[Collected data]
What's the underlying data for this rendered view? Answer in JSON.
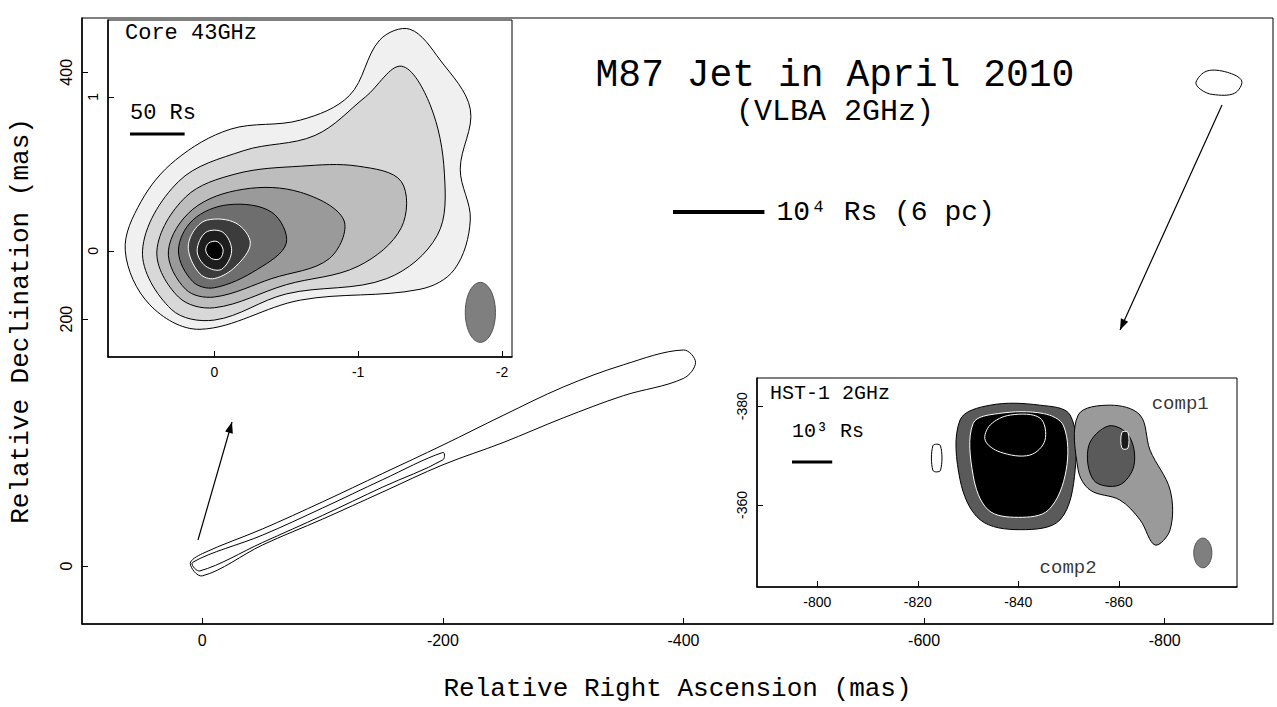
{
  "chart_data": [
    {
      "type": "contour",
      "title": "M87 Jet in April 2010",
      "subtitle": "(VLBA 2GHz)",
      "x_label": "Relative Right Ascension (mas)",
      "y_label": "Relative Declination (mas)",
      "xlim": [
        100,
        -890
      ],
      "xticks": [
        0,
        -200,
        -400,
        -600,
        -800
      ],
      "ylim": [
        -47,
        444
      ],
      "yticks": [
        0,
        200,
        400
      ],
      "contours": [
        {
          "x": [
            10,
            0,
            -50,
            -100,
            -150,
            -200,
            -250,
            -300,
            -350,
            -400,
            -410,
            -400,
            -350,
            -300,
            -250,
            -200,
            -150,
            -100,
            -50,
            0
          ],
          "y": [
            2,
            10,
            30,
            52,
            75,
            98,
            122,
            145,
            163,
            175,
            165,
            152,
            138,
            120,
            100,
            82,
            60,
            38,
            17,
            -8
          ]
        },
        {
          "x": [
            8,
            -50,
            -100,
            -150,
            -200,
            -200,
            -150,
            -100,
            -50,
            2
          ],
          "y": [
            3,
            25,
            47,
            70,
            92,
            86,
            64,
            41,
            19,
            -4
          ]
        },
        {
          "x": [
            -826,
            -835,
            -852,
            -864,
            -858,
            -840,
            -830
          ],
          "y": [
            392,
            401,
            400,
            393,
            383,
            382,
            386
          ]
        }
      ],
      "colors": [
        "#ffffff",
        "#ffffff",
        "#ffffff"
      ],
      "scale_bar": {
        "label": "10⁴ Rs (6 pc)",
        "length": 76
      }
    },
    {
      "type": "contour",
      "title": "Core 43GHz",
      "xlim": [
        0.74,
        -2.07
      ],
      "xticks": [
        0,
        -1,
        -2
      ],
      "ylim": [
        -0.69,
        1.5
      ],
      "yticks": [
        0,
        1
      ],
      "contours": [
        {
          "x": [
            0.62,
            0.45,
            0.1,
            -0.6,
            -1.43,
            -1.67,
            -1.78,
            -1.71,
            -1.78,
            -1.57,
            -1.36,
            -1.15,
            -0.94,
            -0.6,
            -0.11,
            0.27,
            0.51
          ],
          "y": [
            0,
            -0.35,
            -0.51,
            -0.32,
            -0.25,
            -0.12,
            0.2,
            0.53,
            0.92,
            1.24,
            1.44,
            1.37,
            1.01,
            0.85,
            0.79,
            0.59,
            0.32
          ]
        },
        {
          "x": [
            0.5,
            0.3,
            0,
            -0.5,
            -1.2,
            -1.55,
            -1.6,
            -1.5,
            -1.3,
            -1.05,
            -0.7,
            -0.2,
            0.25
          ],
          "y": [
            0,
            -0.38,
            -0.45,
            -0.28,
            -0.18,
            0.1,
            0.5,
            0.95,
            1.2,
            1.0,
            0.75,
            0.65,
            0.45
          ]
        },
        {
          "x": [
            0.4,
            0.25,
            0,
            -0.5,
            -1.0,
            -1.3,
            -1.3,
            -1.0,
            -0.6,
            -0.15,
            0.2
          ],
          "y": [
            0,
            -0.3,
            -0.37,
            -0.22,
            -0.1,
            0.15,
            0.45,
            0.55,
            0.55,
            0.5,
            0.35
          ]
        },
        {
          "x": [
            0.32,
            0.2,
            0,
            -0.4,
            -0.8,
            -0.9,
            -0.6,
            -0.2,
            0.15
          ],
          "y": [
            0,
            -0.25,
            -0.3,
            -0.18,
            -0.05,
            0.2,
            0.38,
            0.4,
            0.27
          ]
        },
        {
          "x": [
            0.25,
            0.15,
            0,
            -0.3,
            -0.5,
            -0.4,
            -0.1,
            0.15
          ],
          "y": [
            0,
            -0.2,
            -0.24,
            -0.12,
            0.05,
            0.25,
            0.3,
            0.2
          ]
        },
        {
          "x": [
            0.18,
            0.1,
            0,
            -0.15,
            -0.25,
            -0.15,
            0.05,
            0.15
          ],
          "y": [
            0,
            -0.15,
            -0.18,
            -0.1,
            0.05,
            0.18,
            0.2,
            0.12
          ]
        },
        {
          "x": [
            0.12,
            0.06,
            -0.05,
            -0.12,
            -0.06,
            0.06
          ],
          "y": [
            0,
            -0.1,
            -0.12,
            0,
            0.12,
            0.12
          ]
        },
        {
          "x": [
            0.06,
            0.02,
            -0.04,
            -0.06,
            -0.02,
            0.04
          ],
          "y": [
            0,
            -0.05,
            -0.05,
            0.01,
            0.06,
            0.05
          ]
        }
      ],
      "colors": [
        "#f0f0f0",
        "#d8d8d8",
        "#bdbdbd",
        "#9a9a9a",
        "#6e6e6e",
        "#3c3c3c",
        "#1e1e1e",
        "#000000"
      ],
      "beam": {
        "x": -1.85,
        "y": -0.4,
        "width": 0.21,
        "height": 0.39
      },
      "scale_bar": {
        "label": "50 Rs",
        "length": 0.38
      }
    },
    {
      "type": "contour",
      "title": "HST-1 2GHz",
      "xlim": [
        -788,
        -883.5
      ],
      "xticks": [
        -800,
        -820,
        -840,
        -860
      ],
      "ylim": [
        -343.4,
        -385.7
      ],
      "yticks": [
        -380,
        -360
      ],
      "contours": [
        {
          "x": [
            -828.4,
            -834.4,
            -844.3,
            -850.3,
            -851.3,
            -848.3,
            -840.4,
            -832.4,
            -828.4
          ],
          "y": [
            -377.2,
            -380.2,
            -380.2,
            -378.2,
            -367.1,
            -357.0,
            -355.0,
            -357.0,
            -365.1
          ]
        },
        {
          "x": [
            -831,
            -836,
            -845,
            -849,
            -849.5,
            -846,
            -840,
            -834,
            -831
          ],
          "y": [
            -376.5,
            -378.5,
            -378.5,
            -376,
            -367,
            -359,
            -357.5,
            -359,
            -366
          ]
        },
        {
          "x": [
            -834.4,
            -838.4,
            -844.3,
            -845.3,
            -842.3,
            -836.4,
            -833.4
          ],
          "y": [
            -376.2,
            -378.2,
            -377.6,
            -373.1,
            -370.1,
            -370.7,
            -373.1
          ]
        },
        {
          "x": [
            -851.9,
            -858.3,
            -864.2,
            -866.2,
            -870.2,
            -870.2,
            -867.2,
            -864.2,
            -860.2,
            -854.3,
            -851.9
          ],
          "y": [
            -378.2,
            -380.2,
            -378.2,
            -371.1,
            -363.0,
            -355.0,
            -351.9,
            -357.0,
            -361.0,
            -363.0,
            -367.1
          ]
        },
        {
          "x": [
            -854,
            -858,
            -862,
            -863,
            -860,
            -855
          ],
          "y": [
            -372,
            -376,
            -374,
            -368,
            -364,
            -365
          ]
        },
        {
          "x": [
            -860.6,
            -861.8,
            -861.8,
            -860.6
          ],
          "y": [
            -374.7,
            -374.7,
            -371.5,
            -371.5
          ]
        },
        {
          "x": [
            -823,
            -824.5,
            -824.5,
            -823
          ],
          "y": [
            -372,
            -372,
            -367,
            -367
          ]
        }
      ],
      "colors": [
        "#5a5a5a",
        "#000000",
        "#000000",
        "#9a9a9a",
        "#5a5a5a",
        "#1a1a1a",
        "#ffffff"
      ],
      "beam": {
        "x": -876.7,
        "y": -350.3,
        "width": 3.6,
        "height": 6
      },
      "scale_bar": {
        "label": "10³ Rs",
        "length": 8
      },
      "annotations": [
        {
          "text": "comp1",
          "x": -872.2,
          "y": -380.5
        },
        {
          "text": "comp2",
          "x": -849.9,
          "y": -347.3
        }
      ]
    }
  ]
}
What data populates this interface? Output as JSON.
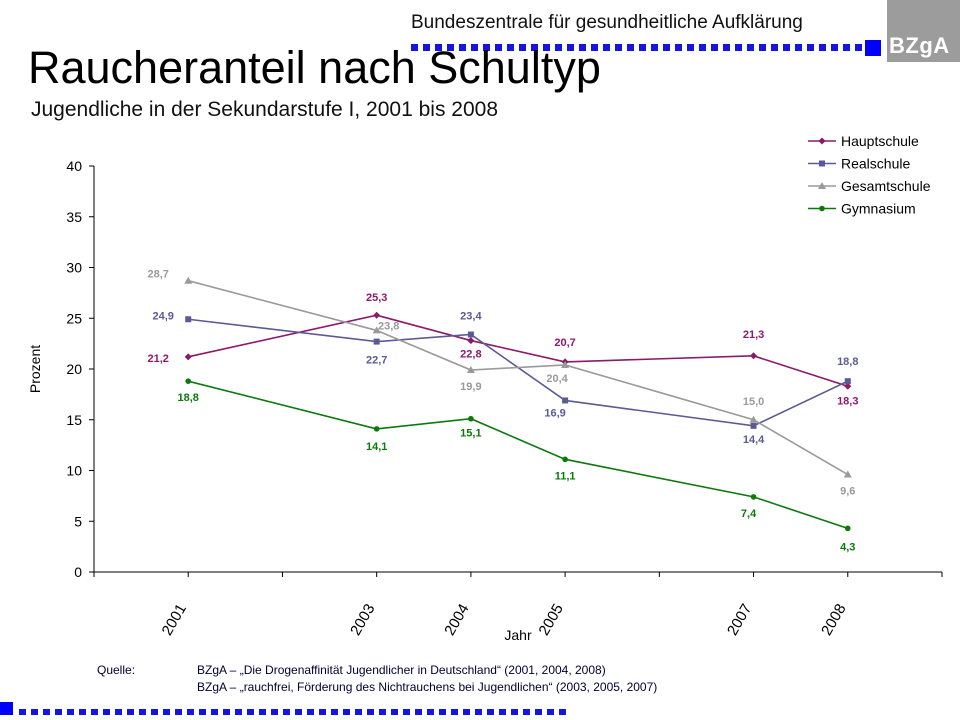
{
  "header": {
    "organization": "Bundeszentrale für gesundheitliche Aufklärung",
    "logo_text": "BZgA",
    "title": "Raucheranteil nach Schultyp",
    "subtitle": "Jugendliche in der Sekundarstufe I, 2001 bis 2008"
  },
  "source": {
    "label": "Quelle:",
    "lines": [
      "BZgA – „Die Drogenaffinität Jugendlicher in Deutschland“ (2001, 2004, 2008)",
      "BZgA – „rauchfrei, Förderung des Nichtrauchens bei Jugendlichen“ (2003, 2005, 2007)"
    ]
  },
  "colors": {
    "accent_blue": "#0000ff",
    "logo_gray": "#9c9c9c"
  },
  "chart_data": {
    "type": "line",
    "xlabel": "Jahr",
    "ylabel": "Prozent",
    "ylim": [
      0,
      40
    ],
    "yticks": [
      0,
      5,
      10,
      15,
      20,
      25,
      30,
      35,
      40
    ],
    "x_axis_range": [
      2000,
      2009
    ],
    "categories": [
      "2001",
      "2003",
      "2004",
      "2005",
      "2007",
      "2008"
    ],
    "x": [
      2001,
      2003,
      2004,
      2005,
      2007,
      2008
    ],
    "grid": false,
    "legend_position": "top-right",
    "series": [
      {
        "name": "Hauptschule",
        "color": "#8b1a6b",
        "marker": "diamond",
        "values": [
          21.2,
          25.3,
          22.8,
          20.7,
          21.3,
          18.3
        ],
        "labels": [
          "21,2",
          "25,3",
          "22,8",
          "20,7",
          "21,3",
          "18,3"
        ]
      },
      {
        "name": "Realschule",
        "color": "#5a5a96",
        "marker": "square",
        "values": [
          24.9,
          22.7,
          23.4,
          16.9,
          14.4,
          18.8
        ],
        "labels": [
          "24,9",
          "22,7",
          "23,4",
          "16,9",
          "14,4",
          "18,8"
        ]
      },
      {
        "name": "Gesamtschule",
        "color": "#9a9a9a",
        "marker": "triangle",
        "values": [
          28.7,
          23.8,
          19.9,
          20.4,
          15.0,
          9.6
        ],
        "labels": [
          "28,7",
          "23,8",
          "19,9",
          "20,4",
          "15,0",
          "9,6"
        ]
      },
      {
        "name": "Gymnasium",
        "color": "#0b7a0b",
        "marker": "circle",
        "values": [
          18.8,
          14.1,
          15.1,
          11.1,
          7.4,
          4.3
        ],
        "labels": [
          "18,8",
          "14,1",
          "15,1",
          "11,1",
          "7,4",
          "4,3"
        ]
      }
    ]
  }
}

Task objective ->
Looking at the data above, how many lines hold the word "BZgA"? Respond with the number alone.

Expected output ->
3